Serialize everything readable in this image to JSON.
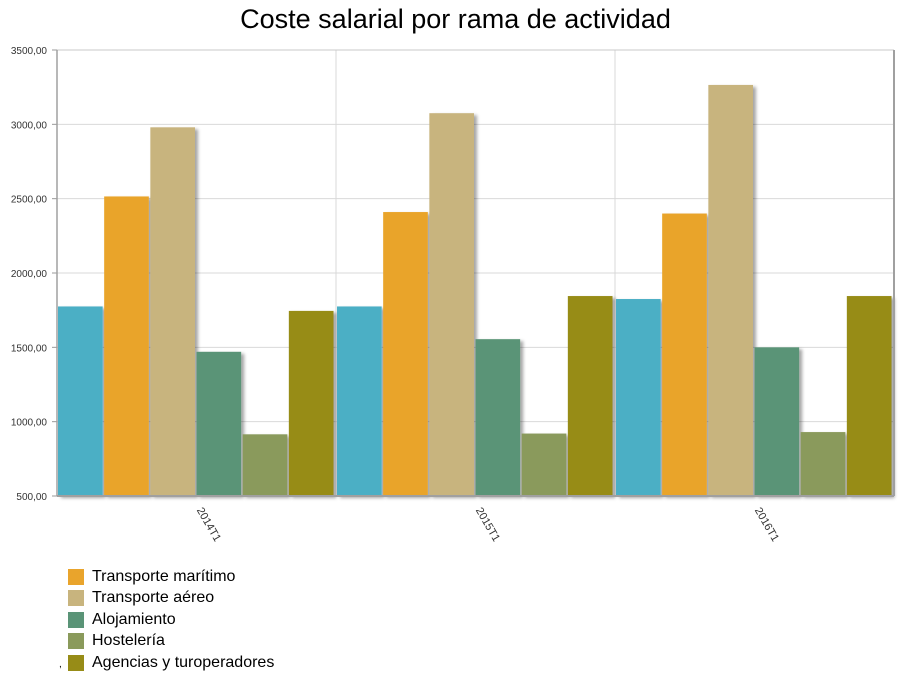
{
  "chart_data": {
    "type": "bar",
    "title": "Coste salarial por rama de actividad",
    "xlabel": "",
    "ylabel": "",
    "categories": [
      "2014T1",
      "2015T1",
      "2016T1"
    ],
    "ylim": [
      500,
      3500
    ],
    "yticks": [
      "500,00",
      "1000,00",
      "1500,00",
      "2000,00",
      "2500,00",
      "3000,00",
      "3500,00"
    ],
    "grid": true,
    "legend_position": "bottom-left",
    "series": [
      {
        "color": "#4BAFC5",
        "values": [
          1775,
          1775,
          1825
        ]
      },
      {
        "name": "Transporte marítimo",
        "color": "#E9A42C",
        "values": [
          2515,
          2410,
          2400
        ]
      },
      {
        "name": "Transporte aéreo",
        "color": "#C8B47E",
        "values": [
          2980,
          3075,
          3265
        ]
      },
      {
        "name": "Alojamiento",
        "color": "#5A9477",
        "values": [
          1470,
          1555,
          1500
        ]
      },
      {
        "name": "Hostelería",
        "color": "#8A9A5B",
        "values": [
          915,
          920,
          930
        ]
      },
      {
        "name": "Agencias y turoperadores",
        "color": "#978C17",
        "values": [
          1745,
          1845,
          1845
        ]
      }
    ]
  },
  "legend": {
    "stray_mark": ","
  }
}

◆ ◆ ◆ ◆ ◆ ◆ ◆

→ Task to carry out
Select every line in the material above where the string "Transporte" occurs, and copy it.

→ Answer in full
        "name": "Transporte marítimo",
        "name": "Transporte aéreo",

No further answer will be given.